[start of DATA ENTRIES]

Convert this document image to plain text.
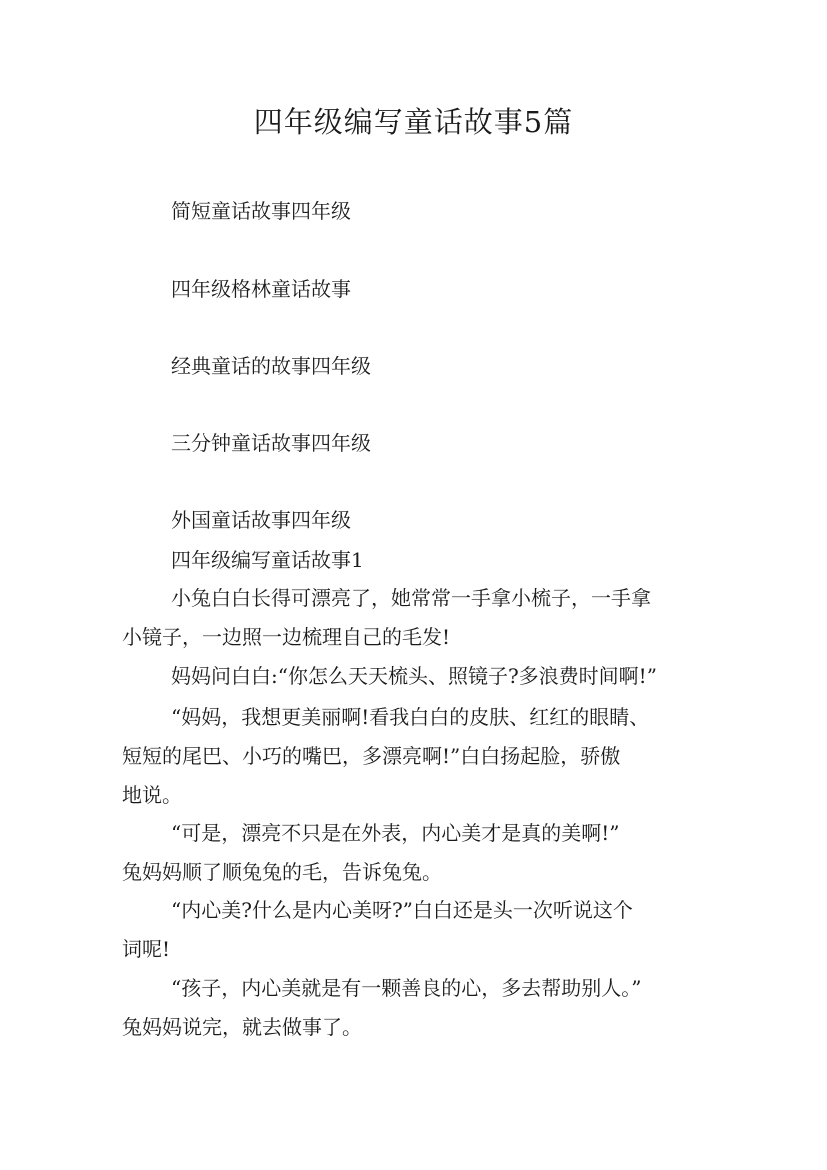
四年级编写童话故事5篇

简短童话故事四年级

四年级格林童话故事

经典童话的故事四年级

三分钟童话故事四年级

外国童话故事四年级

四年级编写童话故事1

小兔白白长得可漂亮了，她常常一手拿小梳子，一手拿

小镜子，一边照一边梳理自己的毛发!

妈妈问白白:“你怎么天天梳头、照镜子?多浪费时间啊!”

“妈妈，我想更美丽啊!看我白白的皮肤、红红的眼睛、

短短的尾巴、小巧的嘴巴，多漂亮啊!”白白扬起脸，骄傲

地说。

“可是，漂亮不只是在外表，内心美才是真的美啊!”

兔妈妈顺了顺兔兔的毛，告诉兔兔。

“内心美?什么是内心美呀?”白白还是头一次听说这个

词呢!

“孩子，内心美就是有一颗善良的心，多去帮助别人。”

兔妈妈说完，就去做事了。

[end of DATA ENTRIES]

# WHAT IS BEING ASKED
Copy the records word for word, leaving no picture in the copy.

# RESPONSE
Convert this document image to plain text.
四年级编写童话故事5篇

简短童话故事四年级

四年级格林童话故事

经典童话的故事四年级

三分钟童话故事四年级

外国童话故事四年级

四年级编写童话故事1

小兔白白长得可漂亮了，她常常一手拿小梳子，一手拿

小镜子，一边照一边梳理自己的毛发!

妈妈问白白:“你怎么天天梳头、照镜子?多浪费时间啊!”

“妈妈，我想更美丽啊!看我白白的皮肤、红红的眼睛、

短短的尾巴、小巧的嘴巴，多漂亮啊!”白白扬起脸，骄傲

地说。

“可是，漂亮不只是在外表，内心美才是真的美啊!”

兔妈妈顺了顺兔兔的毛，告诉兔兔。

“内心美?什么是内心美呀?”白白还是头一次听说这个

词呢!

“孩子，内心美就是有一颗善良的心，多去帮助别人。”

兔妈妈说完，就去做事了。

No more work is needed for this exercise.